Repeat each record exactly. Any picture gets left out.

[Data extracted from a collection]
○ ○ ○

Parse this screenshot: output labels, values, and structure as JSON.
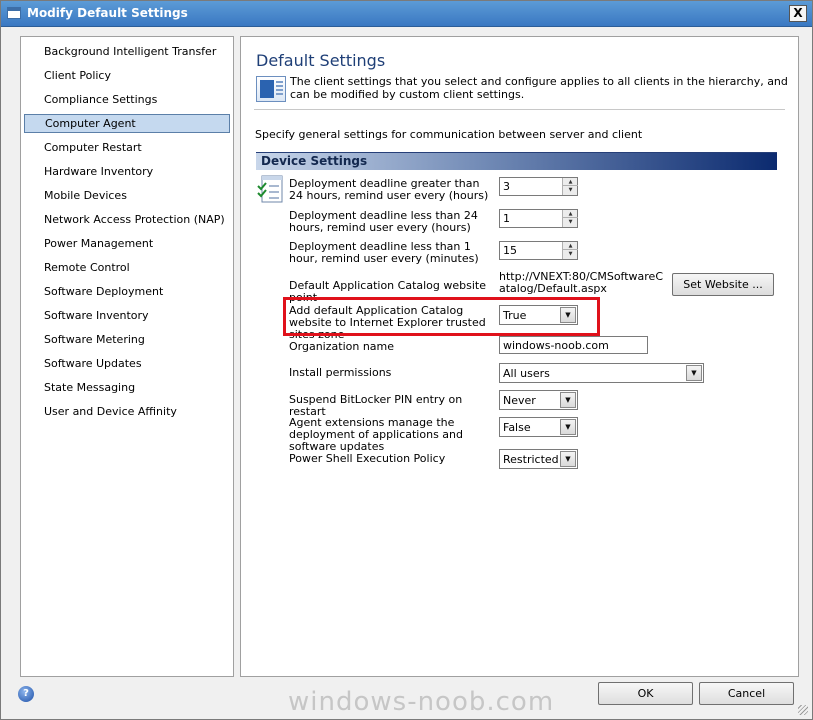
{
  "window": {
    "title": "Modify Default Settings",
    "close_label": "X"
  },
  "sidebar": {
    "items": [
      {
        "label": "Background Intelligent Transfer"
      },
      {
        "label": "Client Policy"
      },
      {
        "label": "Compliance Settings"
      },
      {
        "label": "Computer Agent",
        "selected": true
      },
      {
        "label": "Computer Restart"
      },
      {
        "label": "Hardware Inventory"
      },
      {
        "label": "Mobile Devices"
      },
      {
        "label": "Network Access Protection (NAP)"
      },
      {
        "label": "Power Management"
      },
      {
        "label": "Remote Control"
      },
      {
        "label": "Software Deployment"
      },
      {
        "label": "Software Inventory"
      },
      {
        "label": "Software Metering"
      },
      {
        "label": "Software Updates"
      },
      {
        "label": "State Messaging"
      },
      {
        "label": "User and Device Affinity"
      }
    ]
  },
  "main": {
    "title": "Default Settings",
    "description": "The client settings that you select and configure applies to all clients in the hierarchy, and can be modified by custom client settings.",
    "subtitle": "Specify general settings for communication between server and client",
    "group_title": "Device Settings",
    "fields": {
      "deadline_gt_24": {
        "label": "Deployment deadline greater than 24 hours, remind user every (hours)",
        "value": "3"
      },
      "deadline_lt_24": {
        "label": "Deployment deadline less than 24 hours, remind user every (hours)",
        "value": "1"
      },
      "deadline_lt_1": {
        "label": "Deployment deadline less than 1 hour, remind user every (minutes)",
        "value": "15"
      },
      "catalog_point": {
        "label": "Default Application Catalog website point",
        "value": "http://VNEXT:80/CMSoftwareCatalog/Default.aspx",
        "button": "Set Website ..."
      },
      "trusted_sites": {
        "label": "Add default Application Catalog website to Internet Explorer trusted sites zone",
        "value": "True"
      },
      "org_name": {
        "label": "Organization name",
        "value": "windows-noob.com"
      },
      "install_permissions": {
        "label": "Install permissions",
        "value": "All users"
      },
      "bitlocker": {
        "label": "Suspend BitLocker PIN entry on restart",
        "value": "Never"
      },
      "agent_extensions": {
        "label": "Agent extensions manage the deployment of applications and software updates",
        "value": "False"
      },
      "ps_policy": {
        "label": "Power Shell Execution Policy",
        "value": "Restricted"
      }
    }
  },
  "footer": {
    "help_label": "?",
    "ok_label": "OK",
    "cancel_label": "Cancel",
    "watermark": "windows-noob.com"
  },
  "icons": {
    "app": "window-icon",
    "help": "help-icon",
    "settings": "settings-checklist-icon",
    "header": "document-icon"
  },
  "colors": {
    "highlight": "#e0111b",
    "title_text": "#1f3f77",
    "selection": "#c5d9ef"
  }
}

○ ○ ○

» **EXERCISE RESULT**:
Parse this screenshot: output labels, values, and structure as JSON.
{
  "window": {
    "title": "Modify Default Settings",
    "close_label": "X"
  },
  "sidebar": {
    "items": [
      {
        "label": "Background Intelligent Transfer"
      },
      {
        "label": "Client Policy"
      },
      {
        "label": "Compliance Settings"
      },
      {
        "label": "Computer Agent",
        "selected": true
      },
      {
        "label": "Computer Restart"
      },
      {
        "label": "Hardware Inventory"
      },
      {
        "label": "Mobile Devices"
      },
      {
        "label": "Network Access Protection (NAP)"
      },
      {
        "label": "Power Management"
      },
      {
        "label": "Remote Control"
      },
      {
        "label": "Software Deployment"
      },
      {
        "label": "Software Inventory"
      },
      {
        "label": "Software Metering"
      },
      {
        "label": "Software Updates"
      },
      {
        "label": "State Messaging"
      },
      {
        "label": "User and Device Affinity"
      }
    ]
  },
  "main": {
    "title": "Default Settings",
    "description": "The client settings that you select and configure applies to all clients in the hierarchy, and can be modified by custom client settings.",
    "subtitle": "Specify general settings for communication between server and client",
    "group_title": "Device Settings",
    "fields": {
      "deadline_gt_24": {
        "label": "Deployment deadline greater than 24 hours, remind user every (hours)",
        "value": "3"
      },
      "deadline_lt_24": {
        "label": "Deployment deadline less than 24 hours, remind user every (hours)",
        "value": "1"
      },
      "deadline_lt_1": {
        "label": "Deployment deadline less than 1 hour, remind user every (minutes)",
        "value": "15"
      },
      "catalog_point": {
        "label": "Default Application Catalog website point",
        "value": "http://VNEXT:80/CMSoftwareCatalog/Default.aspx",
        "button": "Set Website ..."
      },
      "trusted_sites": {
        "label": "Add default Application Catalog website to Internet Explorer trusted sites zone",
        "value": "True"
      },
      "org_name": {
        "label": "Organization name",
        "value": "windows-noob.com"
      },
      "install_permissions": {
        "label": "Install permissions",
        "value": "All users"
      },
      "bitlocker": {
        "label": "Suspend BitLocker PIN entry on restart",
        "value": "Never"
      },
      "agent_extensions": {
        "label": "Agent extensions manage the deployment of applications and software updates",
        "value": "False"
      },
      "ps_policy": {
        "label": "Power Shell Execution Policy",
        "value": "Restricted"
      }
    }
  },
  "footer": {
    "help_label": "?",
    "ok_label": "OK",
    "cancel_label": "Cancel",
    "watermark": "windows-noob.com"
  },
  "icons": {
    "app": "window-icon",
    "help": "help-icon",
    "settings": "settings-checklist-icon",
    "header": "document-icon"
  },
  "colors": {
    "highlight": "#e0111b",
    "title_text": "#1f3f77",
    "selection": "#c5d9ef"
  }
}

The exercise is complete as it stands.